++++ Information given

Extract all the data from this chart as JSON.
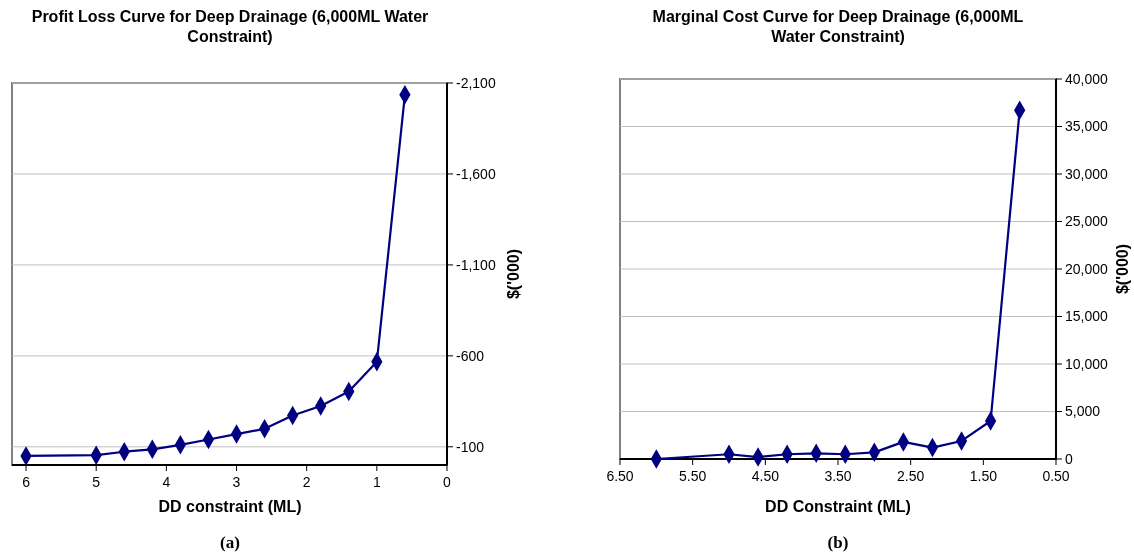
{
  "chart_data": [
    {
      "type": "line",
      "title": "Profit Loss Curve for Deep Drainage (6,000ML Water Constraint)",
      "xlabel": "DD constraint (ML)",
      "ylabel": "$('000)",
      "annotations": [
        "(a)"
      ],
      "grid": "y",
      "marker": "diamond",
      "line_style": "solid",
      "x": [
        6,
        5,
        4.6,
        4.2,
        3.8,
        3.4,
        3,
        2.6,
        2.2,
        1.8,
        1.4,
        1,
        0.6
      ],
      "series": [
        {
          "color": "#000080",
          "values": [
            -50,
            -54,
            -73,
            -86,
            -111,
            -140,
            -170,
            -199,
            -272,
            -324,
            -404,
            -567,
            -2035
          ]
        }
      ],
      "xlim": [
        6.2,
        0
      ],
      "xticks": [
        6,
        5,
        4,
        3,
        2,
        1,
        0
      ],
      "ylim": [
        0,
        -2100
      ],
      "yticks": [
        {
          "value": -100,
          "label": "-100"
        },
        {
          "value": -600,
          "label": "-600"
        },
        {
          "value": -1100,
          "label": "-1,100"
        },
        {
          "value": -1600,
          "label": "-1,600"
        },
        {
          "value": -2100,
          "label": "-2,100"
        }
      ]
    },
    {
      "type": "line",
      "title": "Marginal Cost Curve for Deep Drainage (6,000ML Water Constraint)",
      "xlabel": "DD Constraint (ML)",
      "ylabel": "$('000)",
      "annotations": [
        "(b)"
      ],
      "grid": "y",
      "marker": "diamond",
      "line_style": "solid",
      "x": [
        6,
        5,
        4.6,
        4.2,
        3.8,
        3.4,
        3,
        2.6,
        2.2,
        1.8,
        1.4,
        1
      ],
      "series": [
        {
          "color": "#000080",
          "values": [
            0,
            500,
            200,
            500,
            600,
            500,
            700,
            1800,
            1200,
            1900,
            4000,
            36700
          ]
        }
      ],
      "xlim": [
        6.5,
        0.5
      ],
      "xticks": [
        {
          "value": 6.5,
          "label": "6.50"
        },
        {
          "value": 5.5,
          "label": "5.50"
        },
        {
          "value": 4.5,
          "label": "4.50"
        },
        {
          "value": 3.5,
          "label": "3.50"
        },
        {
          "value": 2.5,
          "label": "2.50"
        },
        {
          "value": 1.5,
          "label": "1.50"
        },
        {
          "value": 0.5,
          "label": "0.50"
        }
      ],
      "ylim": [
        0,
        40000
      ],
      "yticks": [
        0,
        {
          "value": 5000,
          "label": "5,000"
        },
        {
          "value": 10000,
          "label": "10,000"
        },
        {
          "value": 15000,
          "label": "15,000"
        },
        {
          "value": 20000,
          "label": "20,000"
        },
        {
          "value": 25000,
          "label": "25,000"
        },
        {
          "value": 30000,
          "label": "30,000"
        },
        {
          "value": 35000,
          "label": "35,000"
        },
        {
          "value": 40000,
          "label": "40,000"
        }
      ]
    }
  ]
}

++++++++

In the listing, find all lines with the string "Curve" and copy them.

## Exercise response
      "title": "Profit Loss Curve for Deep Drainage (6,000ML Water Constraint)",
      "title": "Marginal Cost Curve for Deep Drainage (6,000ML Water Constraint)",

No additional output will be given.